- [Task statement]: In the material below, list every line carrying the string "name".

- [Exercise materials]:
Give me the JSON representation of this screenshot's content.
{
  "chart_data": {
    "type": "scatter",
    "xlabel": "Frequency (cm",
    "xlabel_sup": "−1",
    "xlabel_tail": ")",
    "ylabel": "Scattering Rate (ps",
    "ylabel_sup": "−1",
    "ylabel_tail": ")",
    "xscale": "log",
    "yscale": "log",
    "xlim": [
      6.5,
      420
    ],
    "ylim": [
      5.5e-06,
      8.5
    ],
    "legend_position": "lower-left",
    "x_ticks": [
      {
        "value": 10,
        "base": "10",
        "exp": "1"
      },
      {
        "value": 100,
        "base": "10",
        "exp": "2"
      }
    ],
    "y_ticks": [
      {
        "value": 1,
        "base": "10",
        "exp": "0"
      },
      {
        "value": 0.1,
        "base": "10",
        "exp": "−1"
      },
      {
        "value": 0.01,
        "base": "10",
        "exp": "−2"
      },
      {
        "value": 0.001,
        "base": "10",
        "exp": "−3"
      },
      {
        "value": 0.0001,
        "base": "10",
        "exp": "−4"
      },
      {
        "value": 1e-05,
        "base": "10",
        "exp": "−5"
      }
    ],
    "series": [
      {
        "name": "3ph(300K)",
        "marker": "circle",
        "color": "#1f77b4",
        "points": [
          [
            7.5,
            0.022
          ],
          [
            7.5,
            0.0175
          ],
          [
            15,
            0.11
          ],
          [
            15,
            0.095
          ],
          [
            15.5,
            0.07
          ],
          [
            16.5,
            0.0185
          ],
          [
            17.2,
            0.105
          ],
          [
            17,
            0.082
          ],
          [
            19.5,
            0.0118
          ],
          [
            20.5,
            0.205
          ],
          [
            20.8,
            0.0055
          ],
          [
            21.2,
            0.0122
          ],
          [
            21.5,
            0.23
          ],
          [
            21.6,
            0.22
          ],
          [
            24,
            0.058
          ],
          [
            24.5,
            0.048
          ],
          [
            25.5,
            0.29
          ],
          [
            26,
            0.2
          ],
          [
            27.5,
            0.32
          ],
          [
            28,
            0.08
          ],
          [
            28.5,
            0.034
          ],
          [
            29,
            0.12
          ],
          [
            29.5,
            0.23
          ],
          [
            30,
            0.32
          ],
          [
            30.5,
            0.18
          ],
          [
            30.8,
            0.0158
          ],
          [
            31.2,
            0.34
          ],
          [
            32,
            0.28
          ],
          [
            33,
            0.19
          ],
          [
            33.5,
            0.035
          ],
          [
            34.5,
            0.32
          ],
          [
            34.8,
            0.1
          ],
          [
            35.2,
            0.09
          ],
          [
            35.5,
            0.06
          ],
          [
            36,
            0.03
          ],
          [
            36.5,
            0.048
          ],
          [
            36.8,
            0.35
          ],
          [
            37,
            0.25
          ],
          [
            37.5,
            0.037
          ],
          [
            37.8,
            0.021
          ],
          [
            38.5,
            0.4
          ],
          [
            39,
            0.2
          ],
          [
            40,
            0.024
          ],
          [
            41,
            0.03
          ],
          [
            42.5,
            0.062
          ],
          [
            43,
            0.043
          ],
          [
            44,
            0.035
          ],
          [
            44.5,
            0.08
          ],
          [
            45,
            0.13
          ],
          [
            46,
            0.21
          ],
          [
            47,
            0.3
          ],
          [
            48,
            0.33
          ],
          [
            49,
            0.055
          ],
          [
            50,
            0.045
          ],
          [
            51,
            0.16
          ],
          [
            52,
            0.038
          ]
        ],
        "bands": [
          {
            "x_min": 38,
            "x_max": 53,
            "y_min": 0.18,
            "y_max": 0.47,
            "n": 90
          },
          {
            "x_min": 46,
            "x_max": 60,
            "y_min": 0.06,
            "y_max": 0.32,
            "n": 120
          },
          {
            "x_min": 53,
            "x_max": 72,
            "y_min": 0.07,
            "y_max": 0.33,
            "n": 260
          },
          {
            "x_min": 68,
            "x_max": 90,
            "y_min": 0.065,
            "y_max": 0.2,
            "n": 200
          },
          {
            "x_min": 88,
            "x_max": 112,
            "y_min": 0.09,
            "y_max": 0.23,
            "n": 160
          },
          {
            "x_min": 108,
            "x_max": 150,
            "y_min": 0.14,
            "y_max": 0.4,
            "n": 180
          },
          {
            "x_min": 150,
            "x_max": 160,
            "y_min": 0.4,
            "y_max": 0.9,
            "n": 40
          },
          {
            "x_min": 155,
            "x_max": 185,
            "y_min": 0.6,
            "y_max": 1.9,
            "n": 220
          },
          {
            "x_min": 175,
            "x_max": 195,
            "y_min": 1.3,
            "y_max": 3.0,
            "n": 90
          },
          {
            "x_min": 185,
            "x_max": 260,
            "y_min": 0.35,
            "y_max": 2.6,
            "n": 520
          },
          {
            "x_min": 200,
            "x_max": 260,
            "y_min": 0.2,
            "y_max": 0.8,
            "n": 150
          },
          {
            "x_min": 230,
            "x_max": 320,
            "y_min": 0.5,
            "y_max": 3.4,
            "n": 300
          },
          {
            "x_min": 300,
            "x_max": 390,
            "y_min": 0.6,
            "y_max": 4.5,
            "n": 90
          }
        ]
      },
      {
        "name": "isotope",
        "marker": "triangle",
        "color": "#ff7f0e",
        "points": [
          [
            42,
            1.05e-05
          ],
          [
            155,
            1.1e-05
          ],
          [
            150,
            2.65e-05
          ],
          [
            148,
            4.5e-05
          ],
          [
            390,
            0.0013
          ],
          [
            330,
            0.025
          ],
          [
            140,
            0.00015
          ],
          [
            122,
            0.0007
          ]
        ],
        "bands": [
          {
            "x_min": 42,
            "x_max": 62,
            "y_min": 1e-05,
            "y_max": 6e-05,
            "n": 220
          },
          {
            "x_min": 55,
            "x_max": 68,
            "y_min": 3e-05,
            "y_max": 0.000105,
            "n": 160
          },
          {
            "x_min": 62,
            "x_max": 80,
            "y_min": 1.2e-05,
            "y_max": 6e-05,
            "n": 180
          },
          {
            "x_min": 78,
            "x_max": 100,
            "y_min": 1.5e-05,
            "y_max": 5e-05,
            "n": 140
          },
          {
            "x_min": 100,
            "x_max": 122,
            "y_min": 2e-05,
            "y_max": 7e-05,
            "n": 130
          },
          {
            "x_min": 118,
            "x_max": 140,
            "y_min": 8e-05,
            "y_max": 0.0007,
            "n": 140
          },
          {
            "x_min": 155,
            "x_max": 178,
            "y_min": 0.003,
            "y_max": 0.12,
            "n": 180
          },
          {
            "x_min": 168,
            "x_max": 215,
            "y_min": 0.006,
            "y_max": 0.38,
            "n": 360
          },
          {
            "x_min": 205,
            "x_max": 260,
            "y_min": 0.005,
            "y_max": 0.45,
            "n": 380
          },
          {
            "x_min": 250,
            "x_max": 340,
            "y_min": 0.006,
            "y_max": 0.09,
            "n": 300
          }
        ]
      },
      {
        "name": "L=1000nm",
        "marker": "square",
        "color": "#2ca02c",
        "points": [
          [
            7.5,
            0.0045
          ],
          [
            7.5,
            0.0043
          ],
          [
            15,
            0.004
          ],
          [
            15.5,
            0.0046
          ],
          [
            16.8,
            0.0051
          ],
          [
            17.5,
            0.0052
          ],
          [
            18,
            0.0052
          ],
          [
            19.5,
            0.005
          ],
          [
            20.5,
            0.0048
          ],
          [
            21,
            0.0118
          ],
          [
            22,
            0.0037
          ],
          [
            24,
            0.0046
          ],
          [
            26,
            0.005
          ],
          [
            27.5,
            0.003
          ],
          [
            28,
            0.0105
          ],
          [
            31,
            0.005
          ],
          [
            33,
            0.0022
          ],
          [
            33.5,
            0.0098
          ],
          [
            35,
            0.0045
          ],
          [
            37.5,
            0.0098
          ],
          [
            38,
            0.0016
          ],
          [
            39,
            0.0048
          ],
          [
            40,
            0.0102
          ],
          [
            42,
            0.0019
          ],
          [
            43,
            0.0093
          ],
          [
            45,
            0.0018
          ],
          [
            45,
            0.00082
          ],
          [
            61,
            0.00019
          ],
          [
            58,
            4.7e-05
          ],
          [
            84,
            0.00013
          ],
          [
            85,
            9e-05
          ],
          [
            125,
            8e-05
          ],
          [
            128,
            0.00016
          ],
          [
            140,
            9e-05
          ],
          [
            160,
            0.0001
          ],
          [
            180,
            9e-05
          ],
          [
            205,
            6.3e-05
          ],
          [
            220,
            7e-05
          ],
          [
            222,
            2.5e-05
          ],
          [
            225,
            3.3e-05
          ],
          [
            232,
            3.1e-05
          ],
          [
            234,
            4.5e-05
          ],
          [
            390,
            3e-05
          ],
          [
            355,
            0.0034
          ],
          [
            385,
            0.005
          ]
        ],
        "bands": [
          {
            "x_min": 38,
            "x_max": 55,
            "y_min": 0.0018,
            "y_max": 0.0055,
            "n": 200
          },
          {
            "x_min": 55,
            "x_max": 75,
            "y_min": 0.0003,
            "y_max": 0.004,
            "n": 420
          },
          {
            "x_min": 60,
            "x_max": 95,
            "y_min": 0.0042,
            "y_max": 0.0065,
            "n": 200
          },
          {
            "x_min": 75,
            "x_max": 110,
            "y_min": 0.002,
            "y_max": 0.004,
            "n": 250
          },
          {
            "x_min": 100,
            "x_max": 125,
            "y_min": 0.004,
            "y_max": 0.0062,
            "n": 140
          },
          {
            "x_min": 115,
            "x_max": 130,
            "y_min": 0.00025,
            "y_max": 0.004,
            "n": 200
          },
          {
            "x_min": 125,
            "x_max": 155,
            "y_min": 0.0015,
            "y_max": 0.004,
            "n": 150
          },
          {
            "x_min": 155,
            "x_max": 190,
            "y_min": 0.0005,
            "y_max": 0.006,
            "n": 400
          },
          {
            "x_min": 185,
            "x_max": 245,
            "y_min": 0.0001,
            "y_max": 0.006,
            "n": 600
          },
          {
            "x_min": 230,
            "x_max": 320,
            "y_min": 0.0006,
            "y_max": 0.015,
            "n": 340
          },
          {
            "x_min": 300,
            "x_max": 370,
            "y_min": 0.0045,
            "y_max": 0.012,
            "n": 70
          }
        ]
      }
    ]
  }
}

- [Task response]:
        "name": "3ph(300K)",
        "name": "isotope",
        "name": "L=1000nm",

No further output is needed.